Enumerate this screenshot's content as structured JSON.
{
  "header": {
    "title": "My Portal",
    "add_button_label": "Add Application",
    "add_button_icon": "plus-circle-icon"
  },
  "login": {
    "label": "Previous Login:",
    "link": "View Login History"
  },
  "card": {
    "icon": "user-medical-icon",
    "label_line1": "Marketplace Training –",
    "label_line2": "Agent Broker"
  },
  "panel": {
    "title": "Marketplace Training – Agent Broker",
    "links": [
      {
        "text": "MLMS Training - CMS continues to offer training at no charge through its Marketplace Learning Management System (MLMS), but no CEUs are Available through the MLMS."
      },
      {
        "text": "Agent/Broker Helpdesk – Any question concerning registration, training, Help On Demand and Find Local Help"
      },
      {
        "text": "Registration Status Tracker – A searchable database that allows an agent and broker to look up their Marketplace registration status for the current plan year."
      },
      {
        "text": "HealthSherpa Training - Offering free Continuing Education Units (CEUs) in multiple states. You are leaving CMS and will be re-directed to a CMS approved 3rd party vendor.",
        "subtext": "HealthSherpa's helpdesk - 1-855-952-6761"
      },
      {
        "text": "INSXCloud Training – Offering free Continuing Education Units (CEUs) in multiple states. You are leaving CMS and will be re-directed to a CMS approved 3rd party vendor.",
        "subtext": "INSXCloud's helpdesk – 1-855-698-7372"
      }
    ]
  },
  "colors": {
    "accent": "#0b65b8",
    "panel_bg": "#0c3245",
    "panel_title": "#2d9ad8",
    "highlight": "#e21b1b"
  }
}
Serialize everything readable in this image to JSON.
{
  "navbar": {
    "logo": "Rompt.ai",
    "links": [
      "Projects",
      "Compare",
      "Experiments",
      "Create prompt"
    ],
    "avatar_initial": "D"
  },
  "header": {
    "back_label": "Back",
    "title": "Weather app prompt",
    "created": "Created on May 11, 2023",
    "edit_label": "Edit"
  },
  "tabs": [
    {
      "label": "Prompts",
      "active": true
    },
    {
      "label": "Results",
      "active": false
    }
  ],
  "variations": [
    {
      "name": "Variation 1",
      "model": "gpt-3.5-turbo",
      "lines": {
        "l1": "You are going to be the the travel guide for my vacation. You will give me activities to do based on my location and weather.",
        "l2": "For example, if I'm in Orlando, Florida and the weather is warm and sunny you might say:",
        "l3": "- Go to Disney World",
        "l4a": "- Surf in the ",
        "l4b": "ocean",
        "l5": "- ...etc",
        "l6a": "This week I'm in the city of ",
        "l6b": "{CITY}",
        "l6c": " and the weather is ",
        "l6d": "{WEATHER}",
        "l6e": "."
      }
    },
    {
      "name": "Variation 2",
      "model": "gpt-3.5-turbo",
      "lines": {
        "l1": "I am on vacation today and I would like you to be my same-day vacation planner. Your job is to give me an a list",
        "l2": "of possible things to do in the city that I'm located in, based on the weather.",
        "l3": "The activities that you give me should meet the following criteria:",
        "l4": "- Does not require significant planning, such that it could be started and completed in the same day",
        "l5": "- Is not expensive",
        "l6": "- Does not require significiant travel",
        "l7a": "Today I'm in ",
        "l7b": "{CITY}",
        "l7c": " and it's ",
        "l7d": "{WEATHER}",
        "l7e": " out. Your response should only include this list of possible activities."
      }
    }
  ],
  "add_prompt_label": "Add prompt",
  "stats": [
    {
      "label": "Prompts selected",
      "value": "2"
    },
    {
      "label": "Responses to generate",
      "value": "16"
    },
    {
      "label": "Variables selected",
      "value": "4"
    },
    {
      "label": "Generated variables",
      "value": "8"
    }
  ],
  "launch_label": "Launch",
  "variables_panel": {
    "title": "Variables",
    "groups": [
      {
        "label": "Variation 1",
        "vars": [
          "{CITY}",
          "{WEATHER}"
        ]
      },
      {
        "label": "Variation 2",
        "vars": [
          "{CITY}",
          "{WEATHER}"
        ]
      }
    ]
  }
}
※ ※ ※
Extract every line containing the string "will" from the material.

## Task response
        "text": "HealthSherpa Training - Offering free Continuing Education Units (CEUs) in multiple states. You are leaving CMS and will be re-directed to a CMS approved 3rd party vendor.",
        "text": "INSXCloud Training – Offering free Continuing Education Units (CEUs) in multiple states. You are leaving CMS and will be re-directed to a CMS approved 3rd party vendor.",
        "l1": "You are going to be the the travel guide for my vacation. You will give me activities to do based on my location and weather.",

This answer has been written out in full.